(Figure record extracts)
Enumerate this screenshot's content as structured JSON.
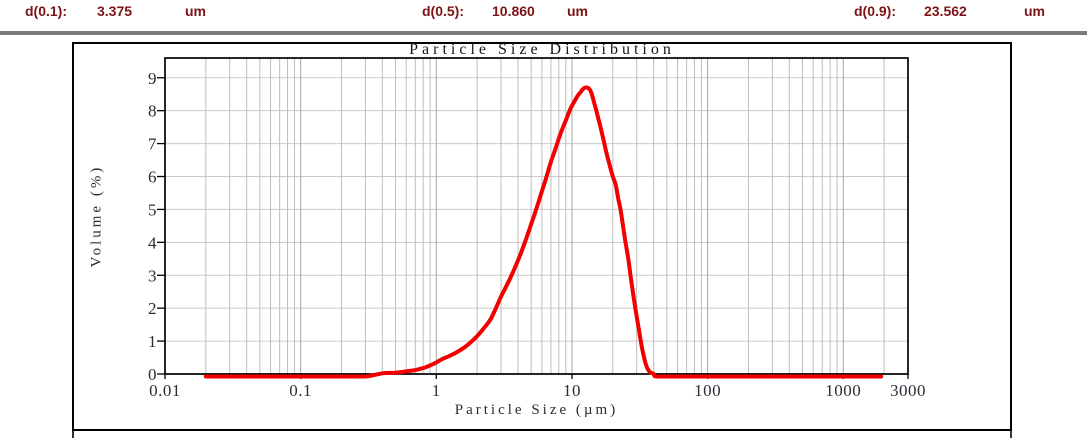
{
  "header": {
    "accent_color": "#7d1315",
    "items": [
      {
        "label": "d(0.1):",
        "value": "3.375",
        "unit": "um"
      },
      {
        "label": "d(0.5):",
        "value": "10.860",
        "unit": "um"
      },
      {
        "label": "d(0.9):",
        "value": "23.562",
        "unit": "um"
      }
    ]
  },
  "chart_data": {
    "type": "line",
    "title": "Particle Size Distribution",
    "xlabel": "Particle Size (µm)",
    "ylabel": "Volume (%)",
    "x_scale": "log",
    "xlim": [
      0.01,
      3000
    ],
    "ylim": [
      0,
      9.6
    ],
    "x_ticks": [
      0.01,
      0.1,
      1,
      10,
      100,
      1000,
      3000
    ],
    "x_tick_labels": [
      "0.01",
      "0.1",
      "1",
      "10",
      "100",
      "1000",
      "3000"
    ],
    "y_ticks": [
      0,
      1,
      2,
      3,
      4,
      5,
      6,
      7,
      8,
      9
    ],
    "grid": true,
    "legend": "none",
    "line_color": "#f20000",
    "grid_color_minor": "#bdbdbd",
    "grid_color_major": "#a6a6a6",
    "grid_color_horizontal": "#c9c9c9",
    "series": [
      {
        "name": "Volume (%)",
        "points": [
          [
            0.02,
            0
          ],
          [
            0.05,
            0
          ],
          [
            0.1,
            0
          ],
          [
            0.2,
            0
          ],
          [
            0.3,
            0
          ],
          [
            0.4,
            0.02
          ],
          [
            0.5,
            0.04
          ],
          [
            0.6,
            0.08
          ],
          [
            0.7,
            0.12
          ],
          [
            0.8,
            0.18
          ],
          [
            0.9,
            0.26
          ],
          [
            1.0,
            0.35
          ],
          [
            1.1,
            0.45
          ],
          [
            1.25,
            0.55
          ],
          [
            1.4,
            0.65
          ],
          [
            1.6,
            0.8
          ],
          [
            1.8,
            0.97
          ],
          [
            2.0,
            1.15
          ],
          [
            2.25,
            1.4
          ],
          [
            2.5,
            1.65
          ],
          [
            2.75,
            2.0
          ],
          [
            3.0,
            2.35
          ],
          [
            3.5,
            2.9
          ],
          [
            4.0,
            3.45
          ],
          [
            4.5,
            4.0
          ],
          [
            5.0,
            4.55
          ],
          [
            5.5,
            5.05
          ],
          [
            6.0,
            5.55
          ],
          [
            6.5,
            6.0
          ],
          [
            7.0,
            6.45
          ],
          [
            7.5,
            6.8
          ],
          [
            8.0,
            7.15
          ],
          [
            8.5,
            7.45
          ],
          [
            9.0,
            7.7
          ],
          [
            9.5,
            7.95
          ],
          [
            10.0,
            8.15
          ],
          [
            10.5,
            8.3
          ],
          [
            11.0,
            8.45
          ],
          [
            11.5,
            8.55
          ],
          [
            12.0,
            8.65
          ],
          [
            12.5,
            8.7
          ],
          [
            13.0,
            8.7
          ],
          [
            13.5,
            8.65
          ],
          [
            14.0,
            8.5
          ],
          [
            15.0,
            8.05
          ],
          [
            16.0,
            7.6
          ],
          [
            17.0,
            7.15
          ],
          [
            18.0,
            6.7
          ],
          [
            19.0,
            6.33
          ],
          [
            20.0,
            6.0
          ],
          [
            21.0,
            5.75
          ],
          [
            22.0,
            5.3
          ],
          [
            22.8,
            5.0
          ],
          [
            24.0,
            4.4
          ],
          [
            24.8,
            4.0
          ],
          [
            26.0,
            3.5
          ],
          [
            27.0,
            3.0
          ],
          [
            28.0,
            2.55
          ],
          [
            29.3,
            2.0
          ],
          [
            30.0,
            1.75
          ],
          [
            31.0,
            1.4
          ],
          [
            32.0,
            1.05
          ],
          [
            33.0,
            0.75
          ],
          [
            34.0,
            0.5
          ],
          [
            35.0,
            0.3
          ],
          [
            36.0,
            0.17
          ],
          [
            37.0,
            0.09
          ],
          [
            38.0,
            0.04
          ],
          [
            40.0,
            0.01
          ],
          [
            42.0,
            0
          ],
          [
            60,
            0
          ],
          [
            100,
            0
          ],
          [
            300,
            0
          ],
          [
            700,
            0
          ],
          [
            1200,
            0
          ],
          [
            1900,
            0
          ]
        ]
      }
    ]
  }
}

*WORK TO COMPLETE*: Copy every single line of the material above that holds "Particle".

*OUTPUT BELOW*:
    "title": "Particle Size Distribution",
    "xlabel": "Particle Size (µm)",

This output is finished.